Spatial layout data
• • •
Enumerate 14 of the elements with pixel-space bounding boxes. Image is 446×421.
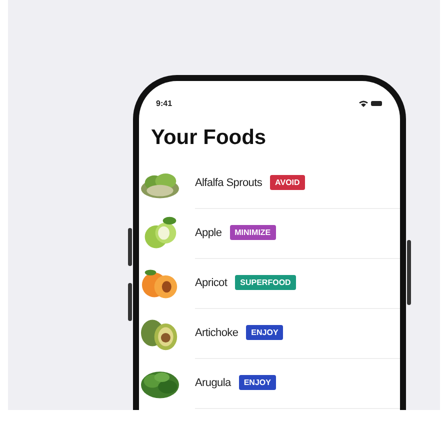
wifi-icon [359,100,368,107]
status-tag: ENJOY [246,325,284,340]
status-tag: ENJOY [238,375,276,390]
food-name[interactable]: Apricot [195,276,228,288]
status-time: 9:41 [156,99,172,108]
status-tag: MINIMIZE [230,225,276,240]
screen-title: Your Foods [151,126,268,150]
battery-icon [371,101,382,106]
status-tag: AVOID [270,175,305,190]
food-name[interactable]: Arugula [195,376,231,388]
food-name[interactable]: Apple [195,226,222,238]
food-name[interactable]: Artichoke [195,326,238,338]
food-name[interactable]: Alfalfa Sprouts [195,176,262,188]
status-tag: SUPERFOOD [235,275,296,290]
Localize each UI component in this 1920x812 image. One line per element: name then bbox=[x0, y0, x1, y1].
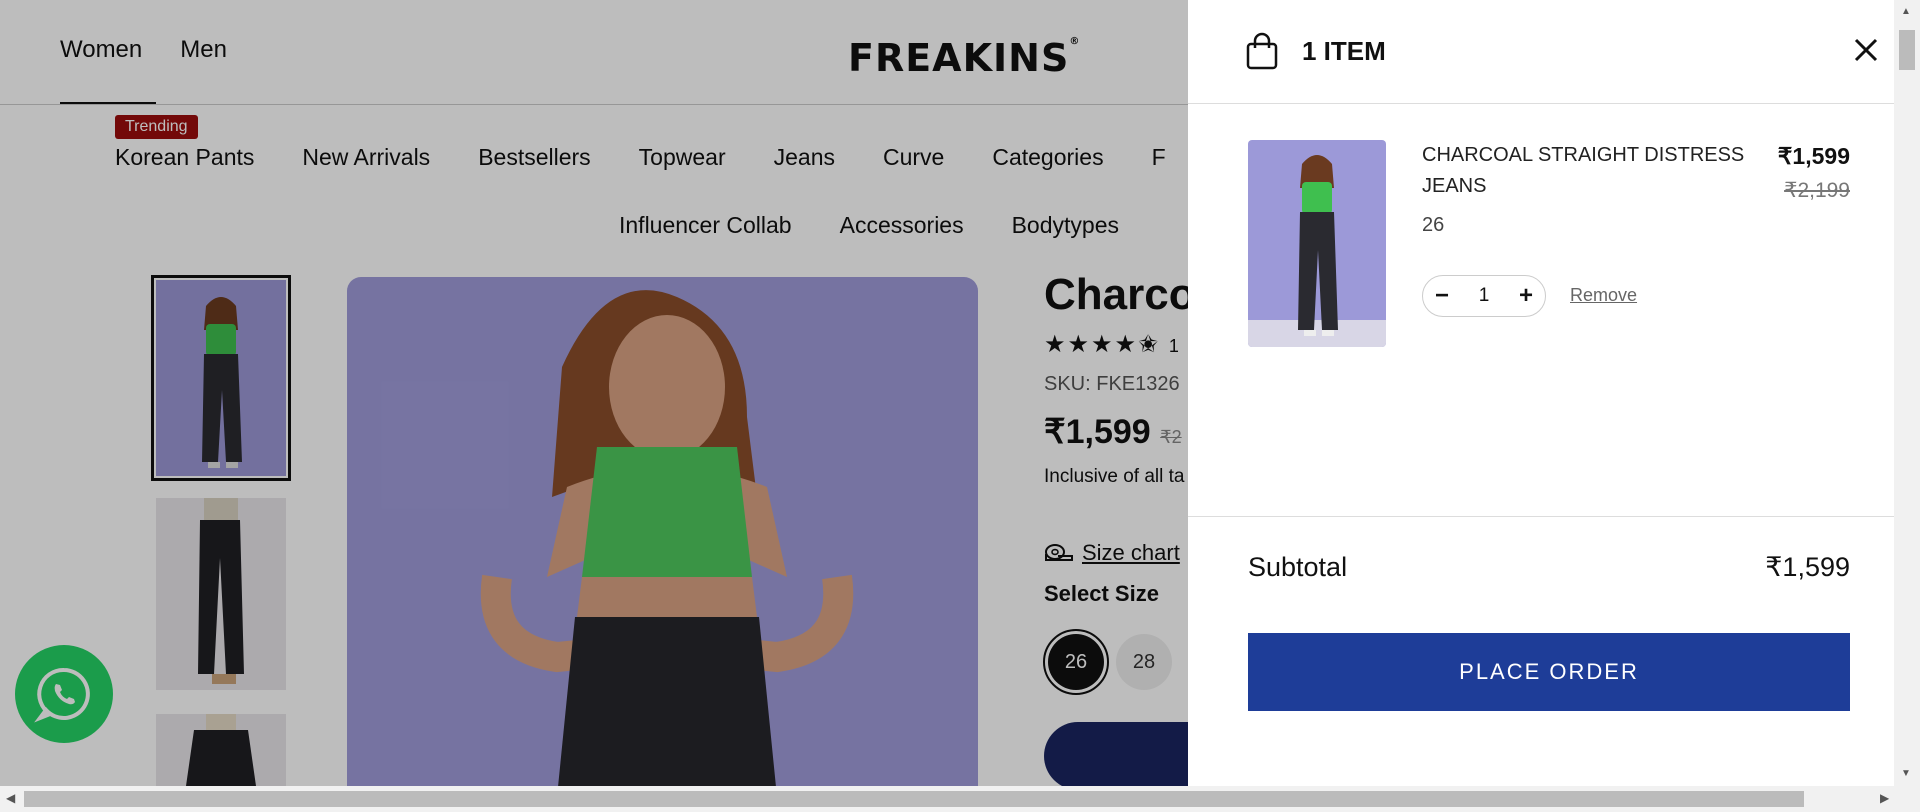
• • •
Restate the material with "bounding boxes" renamed to "bounding rectangles" and everything else unchanged. Omit the pictures from your answer.

◆ The result ◆
Enumerate 14 of the elements with pixel-space bounding rectangles. Image is 446×421.
wifi-icon [359,100,368,107]
status-tag: ENJOY [246,325,284,340]
status-tag: ENJOY [238,375,276,390]
food-name[interactable]: Apricot [195,276,228,288]
status-time: 9:41 [156,99,172,108]
status-tag: MINIMIZE [230,225,276,240]
screen-title: Your Foods [151,126,268,150]
battery-icon [371,101,382,106]
status-tag: AVOID [270,175,305,190]
food-name[interactable]: Arugula [195,376,231,388]
food-name[interactable]: Apple [195,226,222,238]
food-name[interactable]: Artichoke [195,326,238,338]
food-name[interactable]: Alfalfa Sprouts [195,176,262,188]
status-tag: SUPERFOOD [235,275,296,290]
Localize each UI component in this 1920x812 image. One line per element: name then bbox=[x0, y0, x1, y1].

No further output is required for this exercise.